Dataset entries
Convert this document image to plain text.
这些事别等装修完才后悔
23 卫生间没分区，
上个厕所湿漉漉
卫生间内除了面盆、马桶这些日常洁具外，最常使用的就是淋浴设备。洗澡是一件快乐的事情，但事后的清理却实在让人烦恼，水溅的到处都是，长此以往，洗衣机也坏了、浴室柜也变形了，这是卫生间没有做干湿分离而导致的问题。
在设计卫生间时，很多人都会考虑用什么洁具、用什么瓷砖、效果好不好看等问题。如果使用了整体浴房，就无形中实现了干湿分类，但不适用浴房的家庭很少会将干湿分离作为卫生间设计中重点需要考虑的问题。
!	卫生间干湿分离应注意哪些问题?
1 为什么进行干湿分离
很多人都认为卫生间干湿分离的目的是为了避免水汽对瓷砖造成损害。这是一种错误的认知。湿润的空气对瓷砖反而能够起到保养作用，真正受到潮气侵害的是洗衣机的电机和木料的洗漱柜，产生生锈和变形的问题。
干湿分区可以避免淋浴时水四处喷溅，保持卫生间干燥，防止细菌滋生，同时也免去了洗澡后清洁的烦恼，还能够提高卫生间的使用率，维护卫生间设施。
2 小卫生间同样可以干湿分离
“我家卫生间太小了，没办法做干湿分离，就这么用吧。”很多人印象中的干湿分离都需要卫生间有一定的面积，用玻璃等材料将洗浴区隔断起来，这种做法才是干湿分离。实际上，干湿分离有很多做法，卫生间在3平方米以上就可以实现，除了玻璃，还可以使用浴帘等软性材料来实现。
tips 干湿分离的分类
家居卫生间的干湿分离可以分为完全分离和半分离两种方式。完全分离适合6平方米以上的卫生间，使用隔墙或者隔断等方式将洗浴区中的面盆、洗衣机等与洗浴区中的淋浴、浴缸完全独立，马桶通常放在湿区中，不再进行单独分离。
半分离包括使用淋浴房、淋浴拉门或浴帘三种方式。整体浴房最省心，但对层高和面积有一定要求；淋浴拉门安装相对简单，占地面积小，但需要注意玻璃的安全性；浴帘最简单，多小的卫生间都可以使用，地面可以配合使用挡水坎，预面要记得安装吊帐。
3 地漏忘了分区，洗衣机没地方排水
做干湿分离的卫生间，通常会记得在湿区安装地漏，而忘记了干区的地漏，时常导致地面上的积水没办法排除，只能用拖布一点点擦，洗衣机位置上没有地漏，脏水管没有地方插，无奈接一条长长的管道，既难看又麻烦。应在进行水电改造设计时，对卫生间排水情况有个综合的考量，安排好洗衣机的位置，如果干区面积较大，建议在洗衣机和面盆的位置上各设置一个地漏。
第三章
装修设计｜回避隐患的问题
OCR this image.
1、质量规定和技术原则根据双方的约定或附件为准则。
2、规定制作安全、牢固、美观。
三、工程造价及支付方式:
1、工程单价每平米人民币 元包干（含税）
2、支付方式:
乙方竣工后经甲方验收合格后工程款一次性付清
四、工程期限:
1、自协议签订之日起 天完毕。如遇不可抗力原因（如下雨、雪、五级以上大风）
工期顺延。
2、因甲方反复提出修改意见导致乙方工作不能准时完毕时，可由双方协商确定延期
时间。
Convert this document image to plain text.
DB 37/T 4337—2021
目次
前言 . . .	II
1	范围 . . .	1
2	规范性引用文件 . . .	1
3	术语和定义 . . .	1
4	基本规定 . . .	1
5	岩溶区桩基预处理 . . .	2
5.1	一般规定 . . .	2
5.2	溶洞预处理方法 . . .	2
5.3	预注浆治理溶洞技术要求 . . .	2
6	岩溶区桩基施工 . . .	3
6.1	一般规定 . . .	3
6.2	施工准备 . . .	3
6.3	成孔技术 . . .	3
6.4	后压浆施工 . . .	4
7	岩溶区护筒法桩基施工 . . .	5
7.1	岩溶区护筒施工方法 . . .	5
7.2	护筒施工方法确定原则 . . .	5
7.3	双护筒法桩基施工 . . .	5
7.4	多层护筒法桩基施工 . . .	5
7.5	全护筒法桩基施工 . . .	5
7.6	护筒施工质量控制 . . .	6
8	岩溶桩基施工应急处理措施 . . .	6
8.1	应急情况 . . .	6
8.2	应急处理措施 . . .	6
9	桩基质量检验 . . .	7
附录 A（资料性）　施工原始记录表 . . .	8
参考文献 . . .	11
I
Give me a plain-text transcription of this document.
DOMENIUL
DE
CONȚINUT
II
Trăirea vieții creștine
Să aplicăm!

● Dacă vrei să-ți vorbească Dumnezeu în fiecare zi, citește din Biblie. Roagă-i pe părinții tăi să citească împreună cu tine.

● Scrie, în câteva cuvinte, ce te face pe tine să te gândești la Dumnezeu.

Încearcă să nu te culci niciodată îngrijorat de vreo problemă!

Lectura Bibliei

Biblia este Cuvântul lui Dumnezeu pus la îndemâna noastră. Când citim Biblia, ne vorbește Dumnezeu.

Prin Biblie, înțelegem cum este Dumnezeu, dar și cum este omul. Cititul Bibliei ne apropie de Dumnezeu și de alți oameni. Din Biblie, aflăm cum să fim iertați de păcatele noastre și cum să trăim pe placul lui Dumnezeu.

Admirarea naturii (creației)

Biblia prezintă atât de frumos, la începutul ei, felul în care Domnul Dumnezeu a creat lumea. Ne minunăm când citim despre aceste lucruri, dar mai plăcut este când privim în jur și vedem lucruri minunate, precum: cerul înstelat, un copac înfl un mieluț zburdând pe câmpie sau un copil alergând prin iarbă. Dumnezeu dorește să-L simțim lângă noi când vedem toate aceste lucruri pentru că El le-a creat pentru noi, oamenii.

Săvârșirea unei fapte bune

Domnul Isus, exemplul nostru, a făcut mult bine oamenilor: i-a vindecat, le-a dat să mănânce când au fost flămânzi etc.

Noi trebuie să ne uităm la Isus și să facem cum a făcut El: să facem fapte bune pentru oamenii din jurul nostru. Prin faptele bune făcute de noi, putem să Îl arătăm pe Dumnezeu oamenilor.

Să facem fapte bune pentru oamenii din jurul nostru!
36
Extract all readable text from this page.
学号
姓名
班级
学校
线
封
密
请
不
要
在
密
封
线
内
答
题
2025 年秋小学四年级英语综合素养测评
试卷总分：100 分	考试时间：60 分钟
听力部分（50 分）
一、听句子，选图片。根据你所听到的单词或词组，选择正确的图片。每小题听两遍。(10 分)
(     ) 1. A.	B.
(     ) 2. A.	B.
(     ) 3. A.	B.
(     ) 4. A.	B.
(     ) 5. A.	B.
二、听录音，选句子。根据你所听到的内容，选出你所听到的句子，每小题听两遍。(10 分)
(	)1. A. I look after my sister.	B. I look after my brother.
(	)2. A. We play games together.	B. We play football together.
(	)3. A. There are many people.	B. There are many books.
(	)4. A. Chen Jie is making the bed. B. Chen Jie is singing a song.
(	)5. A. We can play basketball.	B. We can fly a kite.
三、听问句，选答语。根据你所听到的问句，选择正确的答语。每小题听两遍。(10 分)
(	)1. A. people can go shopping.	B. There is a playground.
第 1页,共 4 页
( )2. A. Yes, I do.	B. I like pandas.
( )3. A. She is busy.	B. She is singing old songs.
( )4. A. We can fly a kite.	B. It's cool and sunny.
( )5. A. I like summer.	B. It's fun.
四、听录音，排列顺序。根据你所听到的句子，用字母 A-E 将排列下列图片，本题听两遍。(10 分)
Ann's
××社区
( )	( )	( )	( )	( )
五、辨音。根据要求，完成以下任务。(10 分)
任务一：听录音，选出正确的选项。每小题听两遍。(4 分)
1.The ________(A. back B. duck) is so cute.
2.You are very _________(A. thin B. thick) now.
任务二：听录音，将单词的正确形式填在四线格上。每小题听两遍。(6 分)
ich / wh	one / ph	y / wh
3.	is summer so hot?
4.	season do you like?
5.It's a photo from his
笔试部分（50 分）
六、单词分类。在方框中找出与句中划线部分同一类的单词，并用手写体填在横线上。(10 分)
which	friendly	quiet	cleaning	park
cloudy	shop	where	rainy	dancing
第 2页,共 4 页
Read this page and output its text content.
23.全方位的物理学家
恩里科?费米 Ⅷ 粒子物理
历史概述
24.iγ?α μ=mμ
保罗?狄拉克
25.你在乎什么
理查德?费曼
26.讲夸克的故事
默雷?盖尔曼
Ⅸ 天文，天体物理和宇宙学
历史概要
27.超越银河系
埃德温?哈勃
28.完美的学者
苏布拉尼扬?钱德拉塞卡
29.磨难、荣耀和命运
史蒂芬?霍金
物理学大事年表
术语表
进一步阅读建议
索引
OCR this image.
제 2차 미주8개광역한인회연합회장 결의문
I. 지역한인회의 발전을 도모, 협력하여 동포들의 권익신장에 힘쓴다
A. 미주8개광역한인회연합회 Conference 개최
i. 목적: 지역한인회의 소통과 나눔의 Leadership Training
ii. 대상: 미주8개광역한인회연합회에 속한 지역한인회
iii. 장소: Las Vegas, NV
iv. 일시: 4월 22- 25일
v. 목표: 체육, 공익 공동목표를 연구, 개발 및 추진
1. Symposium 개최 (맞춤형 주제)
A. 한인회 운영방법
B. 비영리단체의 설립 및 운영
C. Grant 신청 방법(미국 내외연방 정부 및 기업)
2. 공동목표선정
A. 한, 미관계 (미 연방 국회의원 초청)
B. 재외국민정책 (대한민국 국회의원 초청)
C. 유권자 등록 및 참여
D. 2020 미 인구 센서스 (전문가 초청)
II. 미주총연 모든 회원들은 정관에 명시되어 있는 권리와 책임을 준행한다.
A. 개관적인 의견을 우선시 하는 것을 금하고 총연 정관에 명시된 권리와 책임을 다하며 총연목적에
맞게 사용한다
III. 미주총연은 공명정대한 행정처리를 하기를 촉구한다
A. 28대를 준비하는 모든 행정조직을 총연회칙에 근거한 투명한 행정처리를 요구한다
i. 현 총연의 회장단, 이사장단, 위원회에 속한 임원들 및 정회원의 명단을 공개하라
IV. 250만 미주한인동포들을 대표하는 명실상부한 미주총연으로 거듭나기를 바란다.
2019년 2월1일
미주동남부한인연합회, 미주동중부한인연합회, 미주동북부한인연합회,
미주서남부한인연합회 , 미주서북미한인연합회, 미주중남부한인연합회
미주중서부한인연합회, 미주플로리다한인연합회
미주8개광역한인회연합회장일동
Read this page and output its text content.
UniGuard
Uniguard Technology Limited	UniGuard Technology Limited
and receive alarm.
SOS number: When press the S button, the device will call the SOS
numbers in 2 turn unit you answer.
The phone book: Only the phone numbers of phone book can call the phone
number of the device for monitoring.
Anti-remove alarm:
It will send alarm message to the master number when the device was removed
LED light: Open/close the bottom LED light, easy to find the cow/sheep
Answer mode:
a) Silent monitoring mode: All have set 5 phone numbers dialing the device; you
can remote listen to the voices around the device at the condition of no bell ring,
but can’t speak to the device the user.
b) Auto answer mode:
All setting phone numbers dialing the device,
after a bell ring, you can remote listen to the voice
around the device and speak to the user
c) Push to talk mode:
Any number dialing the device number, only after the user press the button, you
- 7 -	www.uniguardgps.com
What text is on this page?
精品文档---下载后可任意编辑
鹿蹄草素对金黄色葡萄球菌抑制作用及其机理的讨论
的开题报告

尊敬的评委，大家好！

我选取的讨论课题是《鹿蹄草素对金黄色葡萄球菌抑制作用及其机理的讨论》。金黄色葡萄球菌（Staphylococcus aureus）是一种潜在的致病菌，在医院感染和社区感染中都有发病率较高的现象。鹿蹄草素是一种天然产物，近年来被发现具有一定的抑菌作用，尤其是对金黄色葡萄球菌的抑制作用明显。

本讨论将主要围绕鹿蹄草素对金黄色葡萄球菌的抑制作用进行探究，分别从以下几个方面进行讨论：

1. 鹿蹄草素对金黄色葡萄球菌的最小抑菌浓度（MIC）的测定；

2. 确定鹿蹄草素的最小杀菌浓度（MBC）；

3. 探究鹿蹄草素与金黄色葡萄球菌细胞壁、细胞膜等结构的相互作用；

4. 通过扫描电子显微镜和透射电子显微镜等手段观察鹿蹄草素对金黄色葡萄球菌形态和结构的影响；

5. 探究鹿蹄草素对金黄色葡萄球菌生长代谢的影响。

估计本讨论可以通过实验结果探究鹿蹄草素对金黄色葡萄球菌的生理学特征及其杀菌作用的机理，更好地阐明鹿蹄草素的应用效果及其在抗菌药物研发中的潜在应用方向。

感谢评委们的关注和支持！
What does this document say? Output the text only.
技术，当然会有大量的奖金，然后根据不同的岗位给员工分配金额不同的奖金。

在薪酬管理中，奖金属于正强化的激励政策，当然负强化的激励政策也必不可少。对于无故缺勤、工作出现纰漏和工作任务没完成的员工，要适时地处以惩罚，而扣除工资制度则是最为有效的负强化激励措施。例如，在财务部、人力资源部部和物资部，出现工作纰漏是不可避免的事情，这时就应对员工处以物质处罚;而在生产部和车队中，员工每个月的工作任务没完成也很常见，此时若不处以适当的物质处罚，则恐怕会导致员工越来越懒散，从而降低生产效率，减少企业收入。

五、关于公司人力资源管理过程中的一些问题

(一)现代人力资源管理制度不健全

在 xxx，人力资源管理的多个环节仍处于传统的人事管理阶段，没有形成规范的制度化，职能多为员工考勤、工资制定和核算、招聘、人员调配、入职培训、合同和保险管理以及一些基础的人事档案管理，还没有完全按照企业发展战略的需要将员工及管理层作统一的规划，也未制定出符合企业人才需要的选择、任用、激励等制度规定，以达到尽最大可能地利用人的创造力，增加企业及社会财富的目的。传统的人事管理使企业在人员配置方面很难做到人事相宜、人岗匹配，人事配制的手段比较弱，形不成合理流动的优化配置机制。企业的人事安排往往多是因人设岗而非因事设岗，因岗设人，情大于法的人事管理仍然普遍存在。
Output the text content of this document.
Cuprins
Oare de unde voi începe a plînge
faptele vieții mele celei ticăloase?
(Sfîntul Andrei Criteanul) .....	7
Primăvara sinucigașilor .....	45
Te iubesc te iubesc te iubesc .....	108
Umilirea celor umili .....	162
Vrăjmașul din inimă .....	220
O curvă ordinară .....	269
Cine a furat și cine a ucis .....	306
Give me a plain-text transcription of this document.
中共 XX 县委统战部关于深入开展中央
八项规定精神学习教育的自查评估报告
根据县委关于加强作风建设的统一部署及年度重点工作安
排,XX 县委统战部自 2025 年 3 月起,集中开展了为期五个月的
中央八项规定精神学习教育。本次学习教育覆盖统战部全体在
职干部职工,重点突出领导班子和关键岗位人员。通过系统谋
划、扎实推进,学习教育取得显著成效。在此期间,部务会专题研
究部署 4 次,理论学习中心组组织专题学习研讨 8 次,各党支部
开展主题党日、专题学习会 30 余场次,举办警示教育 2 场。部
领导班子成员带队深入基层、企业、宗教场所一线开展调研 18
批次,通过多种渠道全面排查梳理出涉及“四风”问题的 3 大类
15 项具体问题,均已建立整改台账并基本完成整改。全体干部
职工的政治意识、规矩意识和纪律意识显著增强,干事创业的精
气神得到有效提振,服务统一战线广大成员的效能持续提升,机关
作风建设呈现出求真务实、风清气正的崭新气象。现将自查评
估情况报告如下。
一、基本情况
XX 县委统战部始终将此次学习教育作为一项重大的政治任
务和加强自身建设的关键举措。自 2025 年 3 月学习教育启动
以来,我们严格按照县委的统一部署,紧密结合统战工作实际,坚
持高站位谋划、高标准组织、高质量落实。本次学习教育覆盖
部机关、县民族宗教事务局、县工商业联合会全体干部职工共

:: Your task ::
Where a line in the entries holds the word "每小题听两遍", copy that line.

:: Response to this task ::
一、听句子，选图片。根据你所听到的单词或词组，选择正确的图片。每小题听两遍。(10 分)
二、听录音，选句子。根据你所听到的内容，选出你所听到的句子，每小题听两遍。(10 分)
三、听问句，选答语。根据你所听到的问句，选择正确的答语。每小题听两遍。(10 分)
任务一：听录音，选出正确的选项。每小题听两遍。(4 分)
任务二：听录音，将单词的正确形式填在四线格上。每小题听两遍。(6 分)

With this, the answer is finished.